#### Task instructions:
Every entry below should be transcribed exactly; pictures stay out of the copy.

#### Supplied records:

** start **

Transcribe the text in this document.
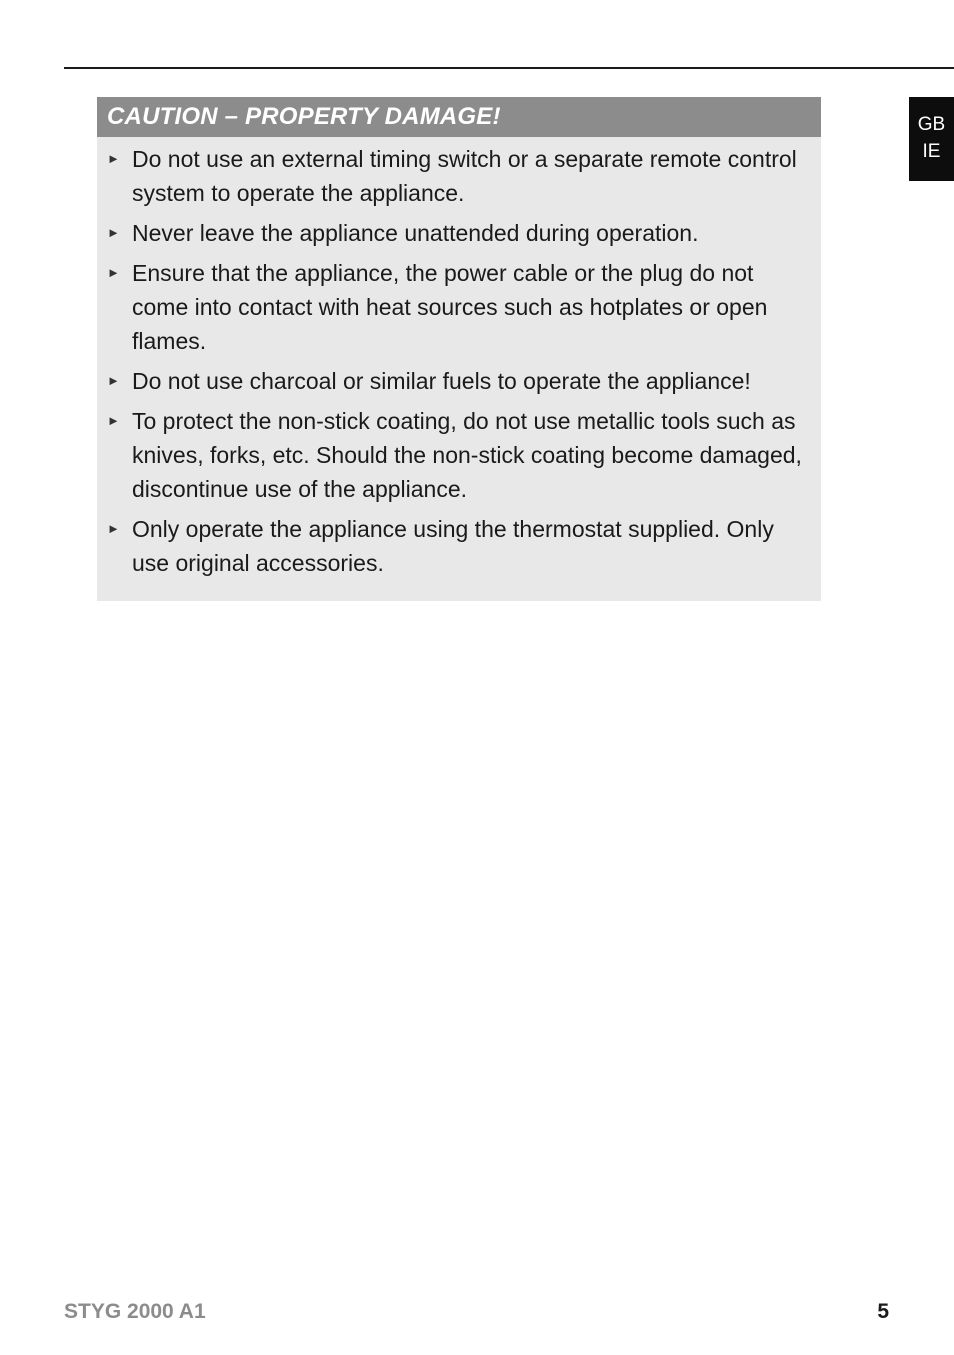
GB
IE
CAUTION – PROPERTY DAMAGE!
► Do not use an external timing switch or a separate remote control system to operate the appliance.
► Never leave the appliance unattended during operation.
► Ensure that the appliance, the power cable or the plug do not come into contact with heat sources such as hotplates or open flames.
► Do not use charcoal or similar fuels to operate the appliance!
► To protect the non-stick coating, do not use metallic tools such as knives, forks, etc. Should the non-stick coating become damaged, discontinue use of the appliance.
► Only operate the appliance using the thermostat supplied. Only use original accessories.
STYG 2000 A1	5
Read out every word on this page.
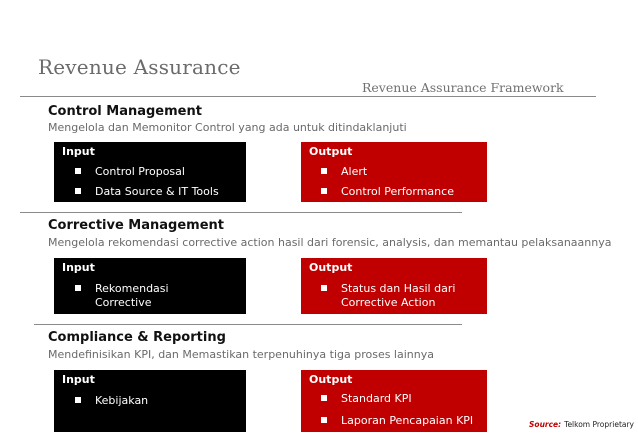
Revenue Assurance
Revenue Assurance Framework
Control Management
Mengelola dan Memonitor Control yang ada untuk ditindaklanjuti
Input
Control Proposal
Data Source & IT Tools
Output
Alert
Control Performance
Corrective Management
Mengelola rekomendasi corrective action hasil dari forensic, analysis, dan memantau pelaksanaannya
Input
Rekomendasi Corrective
Output
Status dan Hasil dari Corrective Action
Compliance & Reporting
Mendefinisikan KPI, dan Memastikan terpenuhinya tiga proses lainnya
Input
Kebijakan
Output
Standard KPI
Laporan Pencapaian KPI	Source: Telkom Proprietary
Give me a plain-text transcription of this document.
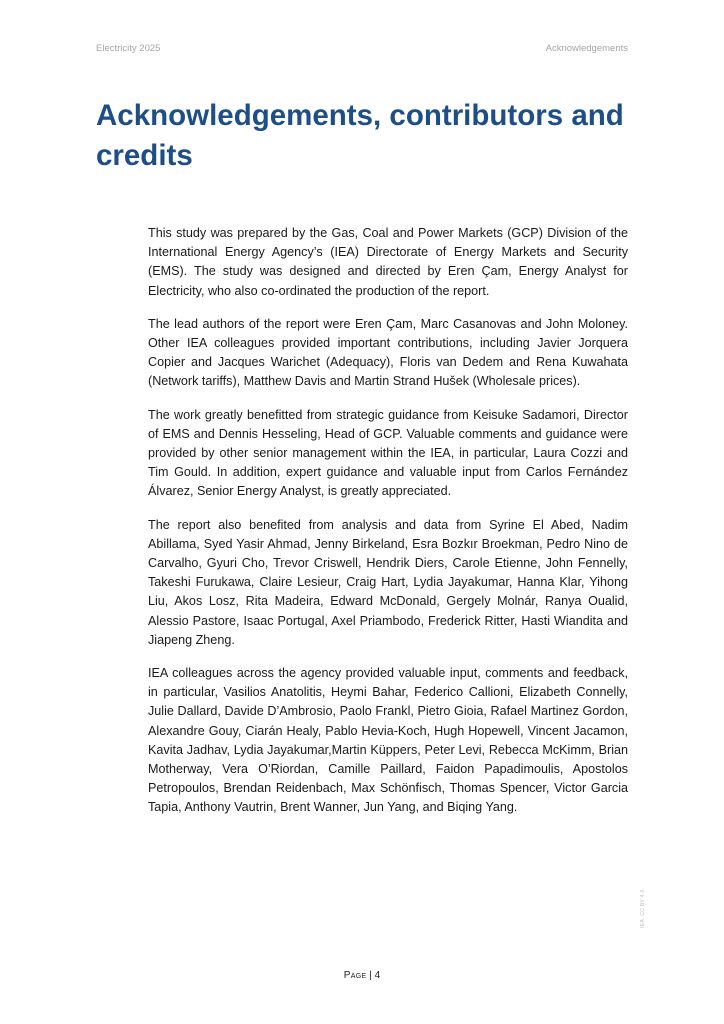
Electricity 2025	Acknowledgements
Acknowledgements, contributors and credits

This study was prepared by the Gas, Coal and Power Markets (GCP) Division of the International Energy Agency’s (IEA) Directorate of Energy Markets and Security (EMS). The study was designed and directed by Eren Çam, Energy Analyst for Electricity, who also co-ordinated the production of the report.

The lead authors of the report were Eren Çam, Marc Casanovas and John Moloney. Other IEA colleagues provided important contributions, including Javier Jorquera Copier and Jacques Warichet (Adequacy), Floris van Dedem and Rena Kuwahata (Network tariffs), Matthew Davis and Martin Strand Hušek (Wholesale prices).

The work greatly benefitted from strategic guidance from Keisuke Sadamori, Director of EMS and Dennis Hesseling, Head of GCP. Valuable comments and guidance were provided by other senior management within the IEA, in particular, Laura Cozzi and Tim Gould. In addition, expert guidance and valuable input from Carlos Fernández Álvarez, Senior Energy Analyst, is greatly appreciated.

The report also benefited from analysis and data from Syrine El Abed, Nadim Abillama, Syed Yasir Ahmad, Jenny Birkeland, Esra Bozkır Broekman, Pedro Nino de Carvalho, Gyuri Cho, Trevor Criswell, Hendrik Diers, Carole Etienne, John Fennelly, Takeshi Furukawa, Claire Lesieur, Craig Hart, Lydia Jayakumar, Hanna Klar, Yihong Liu, Akos Losz, Rita Madeira, Edward McDonald, Gergely Molnár, Ranya Oualid, Alessio Pastore, Isaac Portugal, Axel Priambodo, Frederick Ritter, Hasti Wiandita and Jiapeng Zheng.

IEA colleagues across the agency provided valuable input, comments and feedback, in particular, Vasilios Anatolitis, Heymi Bahar, Federico Callioni, Elizabeth Connelly, Julie Dallard, Davide D’Ambrosio, Paolo Frankl, Pietro Gioia, Rafael Martinez Gordon, Alexandre Gouy, Ciarán Healy, Pablo Hevia-Koch, Hugh Hopewell, Vincent Jacamon, Kavita Jadhav, Lydia Jayakumar,Martin Küppers, Peter Levi, Rebecca McKimm, Brian Motherway, Vera O’Riordan, Camille Paillard, Faidon Papadimoulis, Apostolos Petropoulos, Brendan Reidenbach, Max Schönfisch, Thomas Spencer, Victor Garcia Tapia, Anthony Vautrin, Brent Wanner, Jun Yang, and Biqing Yang.

IEA. CC BY 4.0.
Page | 4
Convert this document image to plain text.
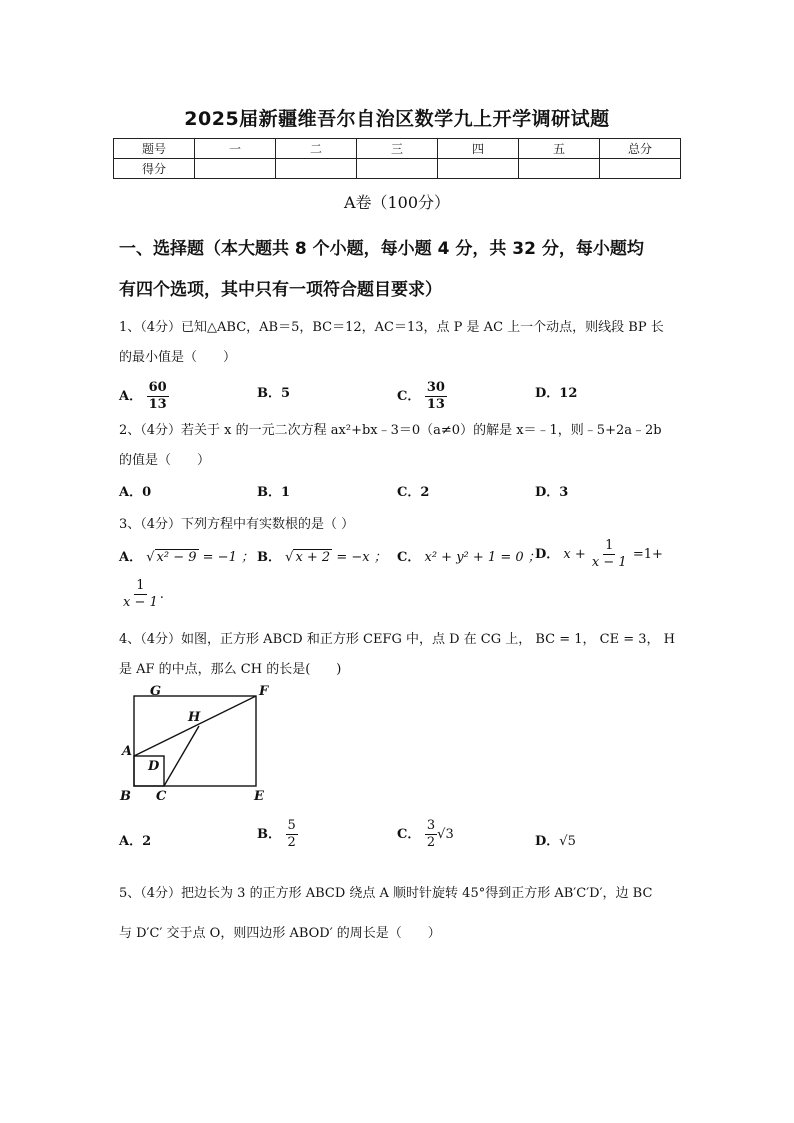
2025届新疆维吾尔自治区数学九上开学调研试题
题号	一	二	三	四	五	总分
得分						
A卷（100分）
一、选择题（本大题共 8 个小题，每小题 4 分，共 32 分，每小题均
有四个选项，其中只有一项符合题目要求）
1、（4分）已知△ABC，AB＝5，BC＝12，AC＝13，点 P 是 AC 上一个动点，则线段 BP 长
的最小值是（　　）
A． $\frac{60}{13}$	B．5	C． $\frac{30}{13}$	D．12
2、（4分）若关于 x 的一元二次方程 ax²+bx﹣3＝0（a≠0）的解是 x＝﹣1，则﹣5+2a﹣2b
的值是（　　）
A．0	B．1	C．2	D．3
3、（4分）下列方程中有实数根的是（ ）
A． √ x² − 9 = −1 ； B． √ x + 2 = −x ； C． x² + y² + 1 = 0 ；
D． $x + \frac{1}{x - 1} =1+$
$\frac{1}{x - 1}$ .
4、（4分）如图，正方形 ABCD 和正方形 CEFG 中，点 D 在 CG 上， BC = 1， CE = 3， H
是 AF 的中点，那么 CH 的长是(　　)
G	F
H
A
D
B C	E
A．2	B． $\frac{5}{2}$	C． $\frac{3}{2} √3$	D．√5
5、（4分）把边长为 3 的正方形 ABCD 绕点 A 顺时针旋转 45°得到正方形 AB′C′D′，边 BC
与 D′C′ 交于点 O，则四边形 ABOD′ 的周长是（　　）
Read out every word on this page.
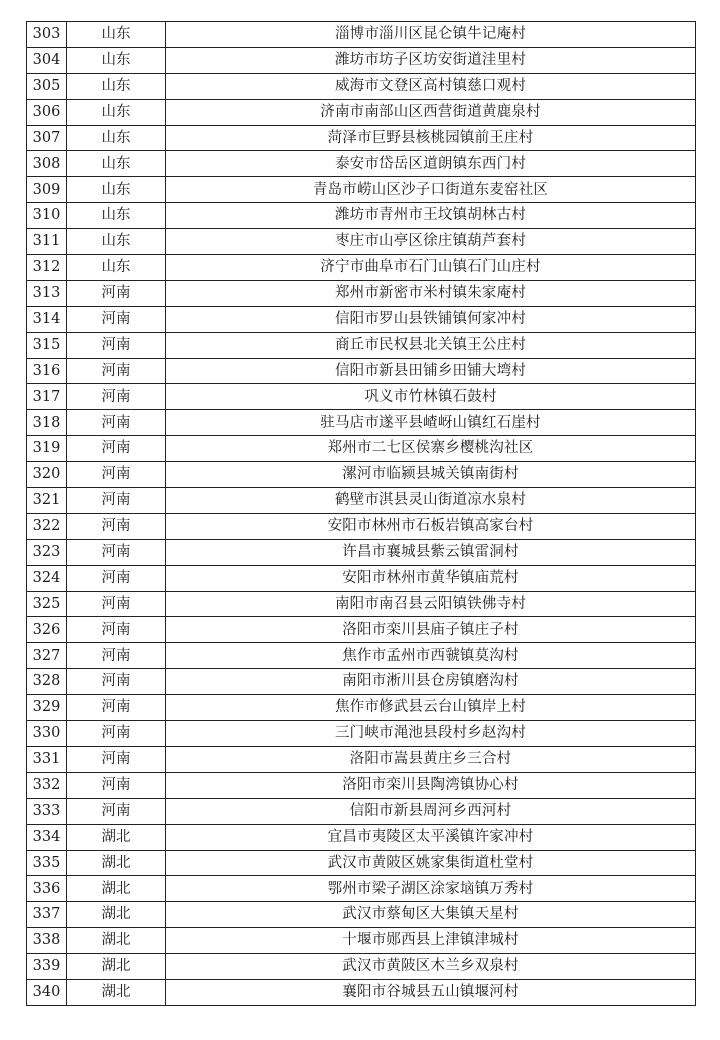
303	山东	淄博市淄川区昆仑镇牛记庵村
304	山东	潍坊市坊子区坊安街道洼里村
305	山东	威海市文登区高村镇慈口观村
306	山东	济南市南部山区西营街道黄鹿泉村
307	山东	菏泽市巨野县核桃园镇前王庄村
308	山东	泰安市岱岳区道朗镇东西门村
309	山东	青岛市崂山区沙子口街道东麦窑社区
310	山东	潍坊市青州市王坟镇胡林古村
311	山东	枣庄市山亭区徐庄镇葫芦套村
312	山东	济宁市曲阜市石门山镇石门山庄村
313	河南	郑州市新密市米村镇朱家庵村
314	河南	信阳市罗山县铁铺镇何家冲村
315	河南	商丘市民权县北关镇王公庄村
316	河南	信阳市新县田铺乡田铺大塆村
317	河南	巩义市竹林镇石鼓村
318	河南	驻马店市遂平县嵖岈山镇红石崖村
319	河南	郑州市二七区侯寨乡樱桃沟社区
320	河南	漯河市临颍县城关镇南街村
321	河南	鹤壁市淇县灵山街道凉水泉村
322	河南	安阳市林州市石板岩镇高家台村
323	河南	许昌市襄城县紫云镇雷洞村
324	河南	安阳市林州市黄华镇庙荒村
325	河南	南阳市南召县云阳镇铁佛寺村
326	河南	洛阳市栾川县庙子镇庄子村
327	河南	焦作市孟州市西虢镇莫沟村
328	河南	南阳市淅川县仓房镇磨沟村
329	河南	焦作市修武县云台山镇岸上村
330	河南	三门峡市渑池县段村乡赵沟村
331	河南	洛阳市嵩县黄庄乡三合村
332	河南	洛阳市栾川县陶湾镇协心村
333	河南	信阳市新县周河乡西河村
334	湖北	宜昌市夷陵区太平溪镇许家冲村
335	湖北	武汉市黄陂区姚家集街道杜堂村
336	湖北	鄂州市梁子湖区涂家垴镇万秀村
337	湖北	武汉市蔡甸区大集镇天星村
338	湖北	十堰市郧西县上津镇津城村
339	湖北	武汉市黄陂区木兰乡双泉村
340	湖北	襄阳市谷城县五山镇堰河村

** end **

#### Final result:
Transcribe the text in this document.
GB
IE
CAUTION – PROPERTY DAMAGE!
► Do not use an external timing switch or a separate remote control system to operate the appliance.
► Never leave the appliance unattended during operation.
► Ensure that the appliance, the power cable or the plug do not come into contact with heat sources such as hotplates or open flames.
► Do not use charcoal or similar fuels to operate the appliance!
► To protect the non-stick coating, do not use metallic tools such as knives, forks, etc. Should the non-stick coating become damaged, discontinue use of the appliance.
► Only operate the appliance using the thermostat supplied. Only use original accessories.
STYG 2000 A1	5
Read out every word on this page.
Revenue Assurance
Revenue Assurance Framework
Control Management
Mengelola dan Memonitor Control yang ada untuk ditindaklanjuti
Input
Control Proposal
Data Source & IT Tools
Output
Alert
Control Performance
Corrective Management
Mengelola rekomendasi corrective action hasil dari forensic, analysis, dan memantau pelaksanaannya
Input
Rekomendasi Corrective
Output
Status dan Hasil dari Corrective Action
Compliance & Reporting
Mendefinisikan KPI, dan Memastikan terpenuhinya tiga proses lainnya
Input
Kebijakan
Output
Standard KPI
Laporan Pencapaian KPI	Source: Telkom Proprietary
Give me a plain-text transcription of this document.
Electricity 2025	Acknowledgements
Acknowledgements, contributors and credits

This study was prepared by the Gas, Coal and Power Markets (GCP) Division of the International Energy Agency’s (IEA) Directorate of Energy Markets and Security (EMS). The study was designed and directed by Eren Çam, Energy Analyst for Electricity, who also co-ordinated the production of the report.

The lead authors of the report were Eren Çam, Marc Casanovas and John Moloney. Other IEA colleagues provided important contributions, including Javier Jorquera Copier and Jacques Warichet (Adequacy), Floris van Dedem and Rena Kuwahata (Network tariffs), Matthew Davis and Martin Strand Hušek (Wholesale prices).

The work greatly benefitted from strategic guidance from Keisuke Sadamori, Director of EMS and Dennis Hesseling, Head of GCP. Valuable comments and guidance were provided by other senior management within the IEA, in particular, Laura Cozzi and Tim Gould. In addition, expert guidance and valuable input from Carlos Fernández Álvarez, Senior Energy Analyst, is greatly appreciated.

The report also benefited from analysis and data from Syrine El Abed, Nadim Abillama, Syed Yasir Ahmad, Jenny Birkeland, Esra Bozkır Broekman, Pedro Nino de Carvalho, Gyuri Cho, Trevor Criswell, Hendrik Diers, Carole Etienne, John Fennelly, Takeshi Furukawa, Claire Lesieur, Craig Hart, Lydia Jayakumar, Hanna Klar, Yihong Liu, Akos Losz, Rita Madeira, Edward McDonald, Gergely Molnár, Ranya Oualid, Alessio Pastore, Isaac Portugal, Axel Priambodo, Frederick Ritter, Hasti Wiandita and Jiapeng Zheng.

IEA colleagues across the agency provided valuable input, comments and feedback, in particular, Vasilios Anatolitis, Heymi Bahar, Federico Callioni, Elizabeth Connelly, Julie Dallard, Davide D’Ambrosio, Paolo Frankl, Pietro Gioia, Rafael Martinez Gordon, Alexandre Gouy, Ciarán Healy, Pablo Hevia-Koch, Hugh Hopewell, Vincent Jacamon, Kavita Jadhav, Lydia Jayakumar,Martin Küppers, Peter Levi, Rebecca McKimm, Brian Motherway, Vera O’Riordan, Camille Paillard, Faidon Papadimoulis, Apostolos Petropoulos, Brendan Reidenbach, Max Schönfisch, Thomas Spencer, Victor Garcia Tapia, Anthony Vautrin, Brent Wanner, Jun Yang, and Biqing Yang.

IEA. CC BY 4.0.
Page | 4
Convert this document image to plain text.
2025届新疆维吾尔自治区数学九上开学调研试题
题号	一	二	三	四	五	总分
得分						
A卷（100分）
一、选择题（本大题共 8 个小题，每小题 4 分，共 32 分，每小题均
有四个选项，其中只有一项符合题目要求）
1、（4分）已知△ABC，AB＝5，BC＝12，AC＝13，点 P 是 AC 上一个动点，则线段 BP 长
的最小值是（　　）
A． $\frac{60}{13}$	B．5	C． $\frac{30}{13}$	D．12
2、（4分）若关于 x 的一元二次方程 ax²+bx﹣3＝0（a≠0）的解是 x＝﹣1，则﹣5+2a﹣2b
的值是（　　）
A．0	B．1	C．2	D．3
3、（4分）下列方程中有实数根的是（ ）
A． √ x² − 9 = −1 ； B． √ x + 2 = −x ； C． x² + y² + 1 = 0 ；
D． $x + \frac{1}{x - 1} =1+$
$\frac{1}{x - 1}$ .
4、（4分）如图，正方形 ABCD 和正方形 CEFG 中，点 D 在 CG 上， BC = 1， CE = 3， H
是 AF 的中点，那么 CH 的长是(　　)
G	F
H
A
D
B C	E
A．2	B． $\frac{5}{2}$	C． $\frac{3}{2} √3$	D．√5
5、（4分）把边长为 3 的正方形 ABCD 绕点 A 顺时针旋转 45°得到正方形 AB′C′D′，边 BC
与 D′C′ 交于点 O，则四边形 ABOD′ 的周长是（　　）
Read out every word on this page.
303	山东	淄博市淄川区昆仑镇牛记庵村
304	山东	潍坊市坊子区坊安街道洼里村
305	山东	威海市文登区高村镇慈口观村
306	山东	济南市南部山区西营街道黄鹿泉村
307	山东	菏泽市巨野县核桃园镇前王庄村
308	山东	泰安市岱岳区道朗镇东西门村
309	山东	青岛市崂山区沙子口街道东麦窑社区
310	山东	潍坊市青州市王坟镇胡林古村
311	山东	枣庄市山亭区徐庄镇葫芦套村
312	山东	济宁市曲阜市石门山镇石门山庄村
313	河南	郑州市新密市米村镇朱家庵村
314	河南	信阳市罗山县铁铺镇何家冲村
315	河南	商丘市民权县北关镇王公庄村
316	河南	信阳市新县田铺乡田铺大塆村
317	河南	巩义市竹林镇石鼓村
318	河南	驻马店市遂平县嵖岈山镇红石崖村
319	河南	郑州市二七区侯寨乡樱桃沟社区
320	河南	漯河市临颍县城关镇南街村
321	河南	鹤壁市淇县灵山街道凉水泉村
322	河南	安阳市林州市石板岩镇高家台村
323	河南	许昌市襄城县紫云镇雷洞村
324	河南	安阳市林州市黄华镇庙荒村
325	河南	南阳市南召县云阳镇铁佛寺村
326	河南	洛阳市栾川县庙子镇庄子村
327	河南	焦作市孟州市西虢镇莫沟村
328	河南	南阳市淅川县仓房镇磨沟村
329	河南	焦作市修武县云台山镇岸上村
330	河南	三门峡市渑池县段村乡赵沟村
331	河南	洛阳市嵩县黄庄乡三合村
332	河南	洛阳市栾川县陶湾镇协心村
333	河南	信阳市新县周河乡西河村
334	湖北	宜昌市夷陵区太平溪镇许家冲村
335	湖北	武汉市黄陂区姚家集街道杜堂村
336	湖北	鄂州市梁子湖区涂家垴镇万秀村
337	湖北	武汉市蔡甸区大集镇天星村
338	湖北	十堰市郧西县上津镇津城村
339	湖北	武汉市黄陂区木兰乡双泉村
340	湖北	襄阳市谷城县五山镇堰河村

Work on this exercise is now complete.